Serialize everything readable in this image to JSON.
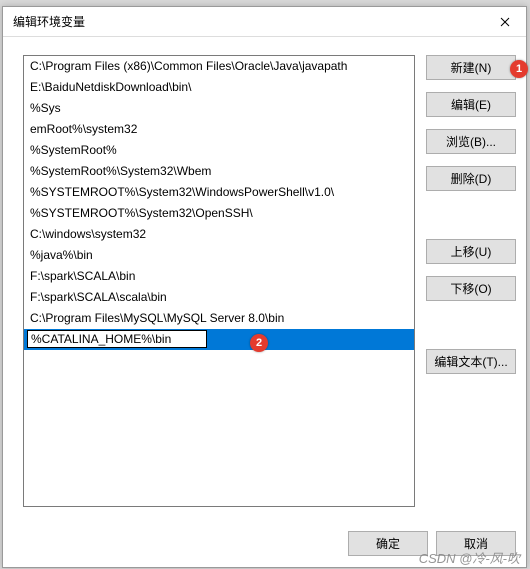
{
  "dialog": {
    "title": "编辑环境变量",
    "close": "✕"
  },
  "path_entries": [
    "C:\\Program Files (x86)\\Common Files\\Oracle\\Java\\javapath",
    "E:\\BaiduNetdiskDownload\\bin\\",
    "%Sys",
    "emRoot%\\system32",
    "%SystemRoot%",
    "%SystemRoot%\\System32\\Wbem",
    "%SYSTEMROOT%\\System32\\WindowsPowerShell\\v1.0\\",
    "%SYSTEMROOT%\\System32\\OpenSSH\\",
    "C:\\windows\\system32",
    "%java%\\bin",
    "F:\\spark\\SCALA\\bin",
    "F:\\spark\\SCALA\\scala\\bin",
    "C:\\Program Files\\MySQL\\MySQL Server 8.0\\bin"
  ],
  "editing_entry": "%CATALINA_HOME%\\bin",
  "buttons": {
    "new": "新建(N)",
    "edit": "编辑(E)",
    "browse": "浏览(B)...",
    "delete": "删除(D)",
    "move_up": "上移(U)",
    "move_down": "下移(O)",
    "edit_text": "编辑文本(T)...",
    "ok": "确定",
    "cancel": "取消"
  },
  "annotations": {
    "a1": "1",
    "a2": "2"
  },
  "watermark": "CSDN @冷-风-吹"
}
○ ○ ○ ○
# Requirement
Copy each line holding the word "SCALA" from the listing above.

# Response to this exercise
    "F:\\spark\\SCALA\\bin",
    "F:\\spark\\SCALA\\scala\\bin",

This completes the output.